--- What is asked ---
Reproduce every entry exactly and leave its pictures out.

--- Entries ---

-----

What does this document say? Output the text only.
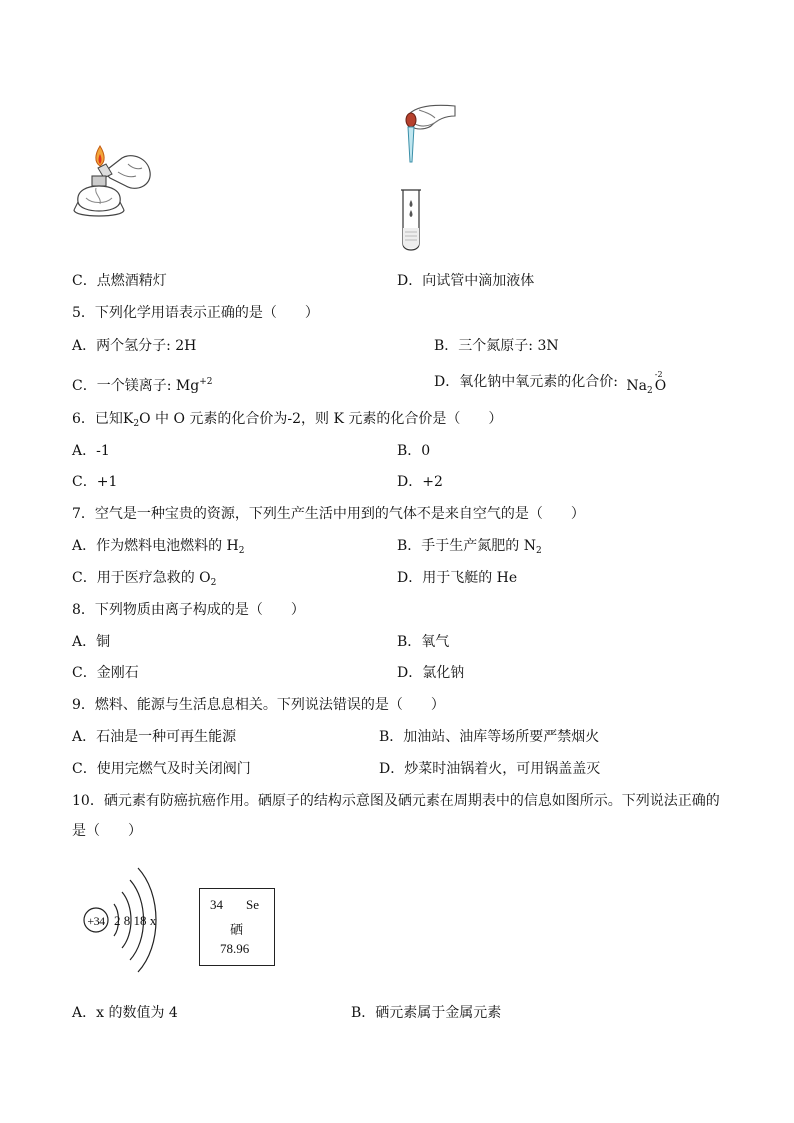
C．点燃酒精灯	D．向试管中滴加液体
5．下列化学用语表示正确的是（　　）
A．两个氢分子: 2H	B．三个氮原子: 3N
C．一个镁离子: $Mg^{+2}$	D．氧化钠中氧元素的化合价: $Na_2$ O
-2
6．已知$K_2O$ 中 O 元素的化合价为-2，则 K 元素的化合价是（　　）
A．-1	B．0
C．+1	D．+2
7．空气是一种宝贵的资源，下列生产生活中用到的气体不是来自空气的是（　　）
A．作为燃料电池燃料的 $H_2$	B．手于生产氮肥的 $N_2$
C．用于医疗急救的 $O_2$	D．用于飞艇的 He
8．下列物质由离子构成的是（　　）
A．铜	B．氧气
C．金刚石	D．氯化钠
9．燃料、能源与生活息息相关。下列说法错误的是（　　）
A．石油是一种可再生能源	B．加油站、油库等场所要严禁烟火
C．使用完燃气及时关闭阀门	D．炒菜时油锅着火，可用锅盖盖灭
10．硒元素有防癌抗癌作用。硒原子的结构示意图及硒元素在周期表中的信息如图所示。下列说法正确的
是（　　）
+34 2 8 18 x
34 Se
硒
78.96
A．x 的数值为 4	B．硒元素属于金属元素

-----

--- The answer ---
What does this document say? Output the text only.
C．点燃酒精灯	D．向试管中滴加液体
5．下列化学用语表示正确的是（　　）
A．两个氢分子: 2H	B．三个氮原子: 3N
C．一个镁离子: $Mg^{+2}$	D．氧化钠中氧元素的化合价: $Na_2$ O
-2
6．已知$K_2O$ 中 O 元素的化合价为-2，则 K 元素的化合价是（　　）
A．-1	B．0
C．+1	D．+2
7．空气是一种宝贵的资源，下列生产生活中用到的气体不是来自空气的是（　　）
A．作为燃料电池燃料的 $H_2$	B．手于生产氮肥的 $N_2$
C．用于医疗急救的 $O_2$	D．用于飞艇的 He
8．下列物质由离子构成的是（　　）
A．铜	B．氧气
C．金刚石	D．氯化钠
9．燃料、能源与生活息息相关。下列说法错误的是（　　）
A．石油是一种可再生能源	B．加油站、油库等场所要严禁烟火
C．使用完燃气及时关闭阀门	D．炒菜时油锅着火，可用锅盖盖灭
10．硒元素有防癌抗癌作用。硒原子的结构示意图及硒元素在周期表中的信息如图所示。下列说法正确的
是（　　）
+34 2 8 18 x
34 Se
硒
78.96
A．x 的数值为 4	B．硒元素属于金属元素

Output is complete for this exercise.